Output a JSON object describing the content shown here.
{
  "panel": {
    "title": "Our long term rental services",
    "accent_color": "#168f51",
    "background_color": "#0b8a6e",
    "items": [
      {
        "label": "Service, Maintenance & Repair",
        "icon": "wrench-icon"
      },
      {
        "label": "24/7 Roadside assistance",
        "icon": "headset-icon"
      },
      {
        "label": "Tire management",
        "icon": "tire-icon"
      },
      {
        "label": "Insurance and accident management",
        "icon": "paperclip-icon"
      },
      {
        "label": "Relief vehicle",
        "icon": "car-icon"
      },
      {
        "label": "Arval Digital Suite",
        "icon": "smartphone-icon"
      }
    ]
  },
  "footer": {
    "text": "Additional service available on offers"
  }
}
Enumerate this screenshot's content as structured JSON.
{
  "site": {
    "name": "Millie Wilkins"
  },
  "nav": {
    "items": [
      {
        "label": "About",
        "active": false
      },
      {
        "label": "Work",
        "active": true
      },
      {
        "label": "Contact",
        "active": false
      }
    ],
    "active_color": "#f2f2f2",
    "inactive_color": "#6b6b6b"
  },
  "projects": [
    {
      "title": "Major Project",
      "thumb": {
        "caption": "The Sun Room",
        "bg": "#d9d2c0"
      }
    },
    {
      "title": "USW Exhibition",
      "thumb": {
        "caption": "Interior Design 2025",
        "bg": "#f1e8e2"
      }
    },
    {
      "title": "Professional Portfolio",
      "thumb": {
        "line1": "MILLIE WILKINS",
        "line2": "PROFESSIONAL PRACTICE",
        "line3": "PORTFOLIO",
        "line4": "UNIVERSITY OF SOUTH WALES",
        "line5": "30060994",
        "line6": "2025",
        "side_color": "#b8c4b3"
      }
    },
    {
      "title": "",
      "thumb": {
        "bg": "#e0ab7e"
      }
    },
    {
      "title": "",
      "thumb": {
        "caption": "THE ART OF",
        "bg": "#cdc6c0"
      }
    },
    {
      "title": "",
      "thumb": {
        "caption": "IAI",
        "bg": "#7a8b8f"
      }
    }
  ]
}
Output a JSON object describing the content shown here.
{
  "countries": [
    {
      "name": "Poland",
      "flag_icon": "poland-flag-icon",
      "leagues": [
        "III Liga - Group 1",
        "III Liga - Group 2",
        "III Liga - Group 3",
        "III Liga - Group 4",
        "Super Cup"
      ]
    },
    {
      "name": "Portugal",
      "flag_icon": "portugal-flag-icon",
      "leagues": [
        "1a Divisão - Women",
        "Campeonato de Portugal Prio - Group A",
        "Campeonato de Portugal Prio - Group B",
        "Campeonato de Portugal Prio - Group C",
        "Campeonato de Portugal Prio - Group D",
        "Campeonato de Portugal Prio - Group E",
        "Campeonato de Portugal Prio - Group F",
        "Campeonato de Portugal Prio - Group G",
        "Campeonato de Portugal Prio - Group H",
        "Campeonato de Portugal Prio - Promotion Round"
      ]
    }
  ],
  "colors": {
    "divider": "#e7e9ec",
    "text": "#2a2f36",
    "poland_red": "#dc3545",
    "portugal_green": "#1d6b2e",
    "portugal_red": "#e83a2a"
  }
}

▶ [To do]: The records above must be output exactly, in full.

▶ [Solved exercise]:
Output a JSON object describing the content shown here.
{
  "panel": {
    "title": "Our long term rental services",
    "accent_color": "#168f51",
    "background_color": "#0b8a6e",
    "items": [
      {
        "label": "Service, Maintenance & Repair",
        "icon": "wrench-icon"
      },
      {
        "label": "24/7 Roadside assistance",
        "icon": "headset-icon"
      },
      {
        "label": "Tire management",
        "icon": "tire-icon"
      },
      {
        "label": "Insurance and accident management",
        "icon": "paperclip-icon"
      },
      {
        "label": "Relief vehicle",
        "icon": "car-icon"
      },
      {
        "label": "Arval Digital Suite",
        "icon": "smartphone-icon"
      }
    ]
  },
  "footer": {
    "text": "Additional service available on offers"
  }
}
Enumerate this screenshot's content as structured JSON.
{
  "site": {
    "name": "Millie Wilkins"
  },
  "nav": {
    "items": [
      {
        "label": "About",
        "active": false
      },
      {
        "label": "Work",
        "active": true
      },
      {
        "label": "Contact",
        "active": false
      }
    ],
    "active_color": "#f2f2f2",
    "inactive_color": "#6b6b6b"
  },
  "projects": [
    {
      "title": "Major Project",
      "thumb": {
        "caption": "The Sun Room",
        "bg": "#d9d2c0"
      }
    },
    {
      "title": "USW Exhibition",
      "thumb": {
        "caption": "Interior Design 2025",
        "bg": "#f1e8e2"
      }
    },
    {
      "title": "Professional Portfolio",
      "thumb": {
        "line1": "MILLIE WILKINS",
        "line2": "PROFESSIONAL PRACTICE",
        "line3": "PORTFOLIO",
        "line4": "UNIVERSITY OF SOUTH WALES",
        "line5": "30060994",
        "line6": "2025",
        "side_color": "#b8c4b3"
      }
    },
    {
      "title": "",
      "thumb": {
        "bg": "#e0ab7e"
      }
    },
    {
      "title": "",
      "thumb": {
        "caption": "THE ART OF",
        "bg": "#cdc6c0"
      }
    },
    {
      "title": "",
      "thumb": {
        "caption": "IAI",
        "bg": "#7a8b8f"
      }
    }
  ]
}
Output a JSON object describing the content shown here.
{
  "countries": [
    {
      "name": "Poland",
      "flag_icon": "poland-flag-icon",
      "leagues": [
        "III Liga - Group 1",
        "III Liga - Group 2",
        "III Liga - Group 3",
        "III Liga - Group 4",
        "Super Cup"
      ]
    },
    {
      "name": "Portugal",
      "flag_icon": "portugal-flag-icon",
      "leagues": [
        "1a Divisão - Women",
        "Campeonato de Portugal Prio - Group A",
        "Campeonato de Portugal Prio - Group B",
        "Campeonato de Portugal Prio - Group C",
        "Campeonato de Portugal Prio - Group D",
        "Campeonato de Portugal Prio - Group E",
        "Campeonato de Portugal Prio - Group F",
        "Campeonato de Portugal Prio - Group G",
        "Campeonato de Portugal Prio - Group H",
        "Campeonato de Portugal Prio - Promotion Round"
      ]
    }
  ],
  "colors": {
    "divider": "#e7e9ec",
    "text": "#2a2f36",
    "poland_red": "#dc3545",
    "portugal_green": "#1d6b2e",
    "portugal_red": "#e83a2a"
  }
}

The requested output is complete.